• **Data for processing**:
----

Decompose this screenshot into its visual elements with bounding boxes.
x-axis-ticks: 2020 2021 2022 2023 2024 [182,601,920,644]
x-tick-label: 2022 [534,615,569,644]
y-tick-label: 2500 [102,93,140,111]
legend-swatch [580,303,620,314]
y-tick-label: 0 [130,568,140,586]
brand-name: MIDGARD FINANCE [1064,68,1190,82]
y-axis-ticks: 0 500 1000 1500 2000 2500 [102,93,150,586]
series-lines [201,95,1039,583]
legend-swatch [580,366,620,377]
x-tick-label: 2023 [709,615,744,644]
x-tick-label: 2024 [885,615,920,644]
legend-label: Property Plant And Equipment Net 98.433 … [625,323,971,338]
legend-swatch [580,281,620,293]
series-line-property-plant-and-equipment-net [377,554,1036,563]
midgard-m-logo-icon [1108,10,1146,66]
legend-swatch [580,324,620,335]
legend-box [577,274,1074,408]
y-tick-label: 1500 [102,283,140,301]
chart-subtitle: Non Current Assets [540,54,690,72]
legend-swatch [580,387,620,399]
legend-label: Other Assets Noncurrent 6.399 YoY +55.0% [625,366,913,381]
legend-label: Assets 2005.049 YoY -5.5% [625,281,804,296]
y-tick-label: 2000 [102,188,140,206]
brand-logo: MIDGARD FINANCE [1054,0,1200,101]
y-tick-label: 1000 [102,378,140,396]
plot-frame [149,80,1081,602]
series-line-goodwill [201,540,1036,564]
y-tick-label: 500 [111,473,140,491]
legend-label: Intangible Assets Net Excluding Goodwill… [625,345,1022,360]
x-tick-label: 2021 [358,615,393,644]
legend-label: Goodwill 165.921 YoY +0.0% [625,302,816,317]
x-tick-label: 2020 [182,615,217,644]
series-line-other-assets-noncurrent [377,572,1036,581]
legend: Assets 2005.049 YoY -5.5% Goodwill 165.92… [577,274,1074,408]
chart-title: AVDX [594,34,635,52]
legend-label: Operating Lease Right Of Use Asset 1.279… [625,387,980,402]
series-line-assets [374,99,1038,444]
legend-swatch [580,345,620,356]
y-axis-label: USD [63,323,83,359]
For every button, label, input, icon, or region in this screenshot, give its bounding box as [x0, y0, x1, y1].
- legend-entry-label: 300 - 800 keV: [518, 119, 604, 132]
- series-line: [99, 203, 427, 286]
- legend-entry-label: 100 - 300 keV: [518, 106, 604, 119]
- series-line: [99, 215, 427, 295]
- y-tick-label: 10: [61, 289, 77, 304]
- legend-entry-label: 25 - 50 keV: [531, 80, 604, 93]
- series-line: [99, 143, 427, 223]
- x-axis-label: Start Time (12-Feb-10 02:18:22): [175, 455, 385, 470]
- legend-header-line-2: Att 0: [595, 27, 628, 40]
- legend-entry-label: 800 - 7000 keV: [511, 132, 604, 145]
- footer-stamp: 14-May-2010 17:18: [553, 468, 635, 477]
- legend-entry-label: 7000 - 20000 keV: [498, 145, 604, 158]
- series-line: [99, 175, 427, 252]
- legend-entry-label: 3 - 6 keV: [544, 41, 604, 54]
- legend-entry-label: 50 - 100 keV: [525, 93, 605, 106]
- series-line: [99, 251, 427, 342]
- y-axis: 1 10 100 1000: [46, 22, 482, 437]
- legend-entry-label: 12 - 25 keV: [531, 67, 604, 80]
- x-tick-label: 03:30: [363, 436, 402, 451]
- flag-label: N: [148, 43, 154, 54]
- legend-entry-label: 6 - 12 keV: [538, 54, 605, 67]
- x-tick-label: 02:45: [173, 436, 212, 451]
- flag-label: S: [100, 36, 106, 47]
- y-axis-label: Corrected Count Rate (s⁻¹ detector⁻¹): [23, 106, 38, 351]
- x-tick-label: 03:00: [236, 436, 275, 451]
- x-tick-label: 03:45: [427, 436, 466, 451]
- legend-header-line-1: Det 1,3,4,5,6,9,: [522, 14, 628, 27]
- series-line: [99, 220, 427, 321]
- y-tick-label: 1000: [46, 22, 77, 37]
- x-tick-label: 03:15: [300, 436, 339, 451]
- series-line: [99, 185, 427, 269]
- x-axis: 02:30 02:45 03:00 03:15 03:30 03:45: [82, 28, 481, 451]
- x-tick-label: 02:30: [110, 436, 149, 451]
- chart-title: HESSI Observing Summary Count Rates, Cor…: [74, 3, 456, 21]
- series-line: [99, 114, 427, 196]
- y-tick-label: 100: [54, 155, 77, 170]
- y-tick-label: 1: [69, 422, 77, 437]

----

• **Requirement**: Copy out the material from its first line up to and including the line with "y-tick-label: 0 [130,568,140,586]", keeping every line the same.

• **Reply**:
Decompose this screenshot into its visual elements with bounding boxes.
x-axis-ticks: 2020 2021 2022 2023 2024 [182,601,920,644]
x-tick-label: 2022 [534,615,569,644]
y-tick-label: 2500 [102,93,140,111]
legend-swatch [580,303,620,314]
y-tick-label: 0 [130,568,140,586]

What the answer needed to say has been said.